Work to do:
Pull each line holding "Google" out of the entries below.

Records to use:
>> Begin

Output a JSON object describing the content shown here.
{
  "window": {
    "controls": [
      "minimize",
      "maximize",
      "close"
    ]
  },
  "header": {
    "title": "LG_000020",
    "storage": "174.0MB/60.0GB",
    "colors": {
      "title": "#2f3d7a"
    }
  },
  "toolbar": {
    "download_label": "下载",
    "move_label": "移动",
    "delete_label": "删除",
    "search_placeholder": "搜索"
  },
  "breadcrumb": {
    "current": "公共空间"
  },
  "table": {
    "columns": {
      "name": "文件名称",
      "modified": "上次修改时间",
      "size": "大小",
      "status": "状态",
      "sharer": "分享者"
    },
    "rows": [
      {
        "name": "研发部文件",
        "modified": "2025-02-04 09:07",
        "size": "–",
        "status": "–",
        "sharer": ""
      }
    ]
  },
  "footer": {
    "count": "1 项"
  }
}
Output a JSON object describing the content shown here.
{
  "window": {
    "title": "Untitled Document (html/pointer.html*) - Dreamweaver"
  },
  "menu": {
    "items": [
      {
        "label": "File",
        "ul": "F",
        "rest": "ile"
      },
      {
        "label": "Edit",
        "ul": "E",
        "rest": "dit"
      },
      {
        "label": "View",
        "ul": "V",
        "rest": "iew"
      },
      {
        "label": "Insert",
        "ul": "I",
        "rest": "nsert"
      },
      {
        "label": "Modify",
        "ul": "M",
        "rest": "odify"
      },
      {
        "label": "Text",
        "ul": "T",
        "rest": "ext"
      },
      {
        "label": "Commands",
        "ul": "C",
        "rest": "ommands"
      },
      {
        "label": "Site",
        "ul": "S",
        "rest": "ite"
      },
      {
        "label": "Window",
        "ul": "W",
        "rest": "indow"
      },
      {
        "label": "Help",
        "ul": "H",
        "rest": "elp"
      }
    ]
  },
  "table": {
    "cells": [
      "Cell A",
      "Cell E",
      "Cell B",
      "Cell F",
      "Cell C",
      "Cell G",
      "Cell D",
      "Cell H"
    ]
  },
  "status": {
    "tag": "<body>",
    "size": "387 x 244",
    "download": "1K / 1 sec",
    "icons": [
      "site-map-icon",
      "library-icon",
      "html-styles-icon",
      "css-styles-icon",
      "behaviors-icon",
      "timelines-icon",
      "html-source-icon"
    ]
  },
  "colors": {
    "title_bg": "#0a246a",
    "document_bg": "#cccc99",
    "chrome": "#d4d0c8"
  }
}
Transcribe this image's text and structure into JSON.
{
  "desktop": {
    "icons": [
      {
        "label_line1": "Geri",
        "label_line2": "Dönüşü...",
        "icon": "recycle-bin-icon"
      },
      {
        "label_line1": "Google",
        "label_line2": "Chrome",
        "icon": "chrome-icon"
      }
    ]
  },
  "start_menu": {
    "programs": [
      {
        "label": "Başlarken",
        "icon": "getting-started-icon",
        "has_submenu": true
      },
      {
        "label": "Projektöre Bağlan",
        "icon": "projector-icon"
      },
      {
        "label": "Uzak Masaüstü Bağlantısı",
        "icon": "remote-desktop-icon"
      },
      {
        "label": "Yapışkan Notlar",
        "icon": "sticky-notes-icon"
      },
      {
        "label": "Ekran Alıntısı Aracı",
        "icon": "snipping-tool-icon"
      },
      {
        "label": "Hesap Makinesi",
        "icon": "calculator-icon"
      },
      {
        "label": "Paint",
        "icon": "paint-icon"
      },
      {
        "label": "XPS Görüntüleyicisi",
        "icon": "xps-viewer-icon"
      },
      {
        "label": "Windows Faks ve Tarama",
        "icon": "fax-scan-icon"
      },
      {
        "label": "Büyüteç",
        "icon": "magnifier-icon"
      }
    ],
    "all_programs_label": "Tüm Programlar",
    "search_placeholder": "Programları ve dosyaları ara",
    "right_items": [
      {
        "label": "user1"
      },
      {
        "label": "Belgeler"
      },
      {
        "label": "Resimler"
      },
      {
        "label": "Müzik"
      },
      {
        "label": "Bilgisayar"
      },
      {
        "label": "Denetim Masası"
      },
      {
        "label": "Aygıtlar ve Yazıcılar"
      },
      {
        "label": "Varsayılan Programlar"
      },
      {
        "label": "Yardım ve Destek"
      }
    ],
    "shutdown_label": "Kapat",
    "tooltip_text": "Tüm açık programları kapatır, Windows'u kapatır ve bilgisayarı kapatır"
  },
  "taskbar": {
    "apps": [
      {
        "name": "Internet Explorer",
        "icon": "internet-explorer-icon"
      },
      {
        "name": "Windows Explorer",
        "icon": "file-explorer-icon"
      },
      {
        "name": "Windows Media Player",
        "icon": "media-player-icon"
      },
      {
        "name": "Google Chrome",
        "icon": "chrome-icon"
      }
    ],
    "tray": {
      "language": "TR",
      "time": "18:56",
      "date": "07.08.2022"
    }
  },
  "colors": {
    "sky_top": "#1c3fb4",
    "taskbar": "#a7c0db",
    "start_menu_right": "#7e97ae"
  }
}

>> End

Response for this exercise:
        "label_line1": "Google",
        "name": "Google Chrome",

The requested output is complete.